__BRIEF__: Leave out the pictures and copy everything else below exactly.

__SOURCE DATA__:
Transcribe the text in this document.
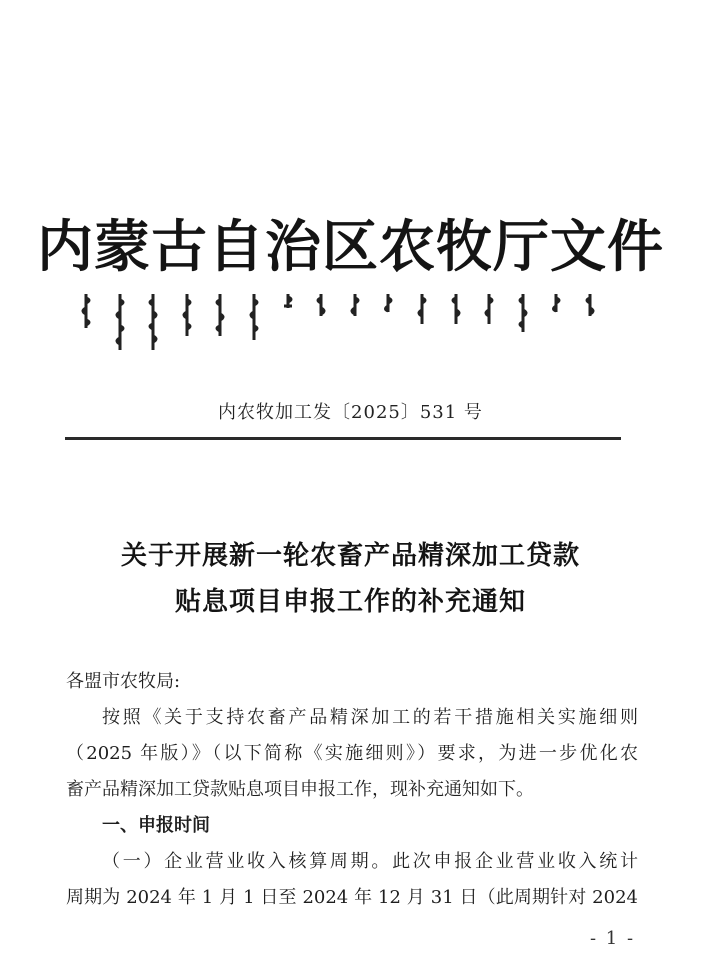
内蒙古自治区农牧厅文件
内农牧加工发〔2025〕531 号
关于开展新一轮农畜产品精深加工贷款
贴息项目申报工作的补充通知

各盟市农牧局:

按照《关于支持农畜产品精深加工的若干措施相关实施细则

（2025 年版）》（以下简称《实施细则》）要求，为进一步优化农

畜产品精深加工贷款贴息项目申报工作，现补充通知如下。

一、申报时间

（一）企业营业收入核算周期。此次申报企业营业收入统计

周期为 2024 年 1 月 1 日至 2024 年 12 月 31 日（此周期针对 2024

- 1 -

__PROBLEM SOLUTION__:
Transcribe the text in this document.
内蒙古自治区农牧厅文件
内农牧加工发〔2025〕531 号
关于开展新一轮农畜产品精深加工贷款
贴息项目申报工作的补充通知

各盟市农牧局:

按照《关于支持农畜产品精深加工的若干措施相关实施细则

（2025 年版）》（以下简称《实施细则》）要求，为进一步优化农

畜产品精深加工贷款贴息项目申报工作，现补充通知如下。

一、申报时间

（一）企业营业收入核算周期。此次申报企业营业收入统计

周期为 2024 年 1 月 1 日至 2024 年 12 月 31 日（此周期针对 2024

- 1 -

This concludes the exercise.